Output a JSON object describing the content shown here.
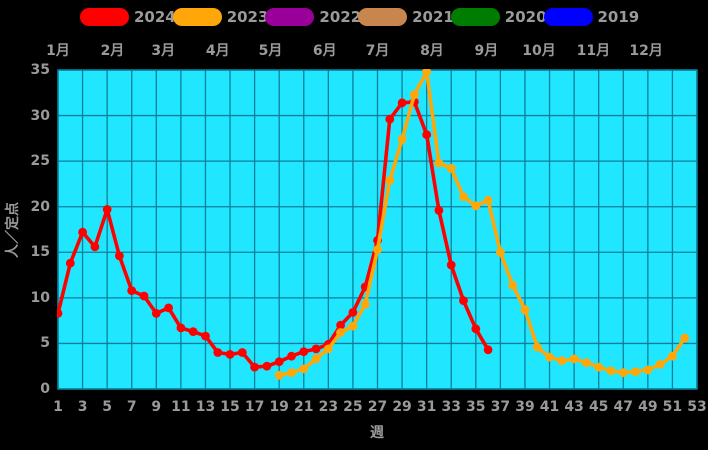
{
  "page": {
    "background": "#000000",
    "label_color": "#9a9a9a"
  },
  "legend": {
    "items": [
      {
        "label": "2024",
        "color": "#ff0000"
      },
      {
        "label": "2023",
        "color": "#ffa709"
      },
      {
        "label": "2022",
        "color": "#990099"
      },
      {
        "label": "2021",
        "color": "#c9854e"
      },
      {
        "label": "2020",
        "color": "#007d00"
      },
      {
        "label": "2019",
        "color": "#0000ff"
      }
    ]
  },
  "chart_data": {
    "type": "line",
    "title": "",
    "xlabel": "週",
    "ylabel": "人／定点",
    "xlim": [
      1,
      53
    ],
    "ylim": [
      0,
      35
    ],
    "grid": true,
    "plot_bg": "#20e7ff",
    "grid_color": "#0b7f99",
    "x_ticks": [
      1,
      3,
      5,
      7,
      9,
      11,
      13,
      15,
      17,
      19,
      21,
      23,
      25,
      27,
      29,
      31,
      33,
      35,
      37,
      39,
      41,
      43,
      45,
      47,
      49,
      51,
      53
    ],
    "y_ticks": [
      0,
      5,
      10,
      15,
      20,
      25,
      30,
      35
    ],
    "month_labels": [
      {
        "label": "1月",
        "week": 1.0
      },
      {
        "label": "2月",
        "week": 5.43
      },
      {
        "label": "3月",
        "week": 9.57
      },
      {
        "label": "4月",
        "week": 14.0
      },
      {
        "label": "5月",
        "week": 18.29
      },
      {
        "label": "6月",
        "week": 22.71
      },
      {
        "label": "7月",
        "week": 27.0
      },
      {
        "label": "8月",
        "week": 31.43
      },
      {
        "label": "9月",
        "week": 35.86
      },
      {
        "label": "10月",
        "week": 40.14
      },
      {
        "label": "11月",
        "week": 44.57
      },
      {
        "label": "12月",
        "week": 48.86
      }
    ],
    "series": [
      {
        "name": "2024",
        "color": "#ff0000",
        "start_week": 1,
        "values": [
          8.3,
          13.8,
          17.2,
          15.6,
          19.7,
          14.6,
          10.8,
          10.2,
          8.3,
          8.9,
          6.7,
          6.3,
          5.8,
          4.0,
          3.8,
          4.0,
          2.4,
          2.5,
          3.0,
          3.6,
          4.1,
          4.4,
          4.9,
          7.0,
          8.4,
          11.2,
          16.3,
          29.6,
          31.4,
          31.5,
          27.9,
          19.6,
          13.6,
          9.7,
          6.6,
          4.3
        ]
      },
      {
        "name": "2023",
        "color": "#ffa709",
        "start_week": 19,
        "values": [
          1.5,
          1.8,
          2.2,
          3.3,
          4.4,
          6.2,
          6.9,
          9.3,
          15.3,
          22.9,
          27.4,
          32.3,
          34.8,
          24.8,
          24.2,
          21.1,
          20.1,
          20.7,
          15.0,
          11.4,
          8.7,
          4.6,
          3.5,
          3.1,
          3.3,
          2.9,
          2.4,
          2.0,
          1.8,
          1.9,
          2.1,
          2.7,
          3.6,
          5.6
        ]
      },
      {
        "name": "2022",
        "color": "#990099",
        "start_week": 1,
        "values": []
      },
      {
        "name": "2021",
        "color": "#c9854e",
        "start_week": 1,
        "values": []
      },
      {
        "name": "2020",
        "color": "#007d00",
        "start_week": 1,
        "values": []
      },
      {
        "name": "2019",
        "color": "#0000ff",
        "start_week": 1,
        "values": []
      }
    ]
  }
}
§
**GOAL**
How many lines in the records above hold the word "name"? Give only the number.

**TASK RESULT**
6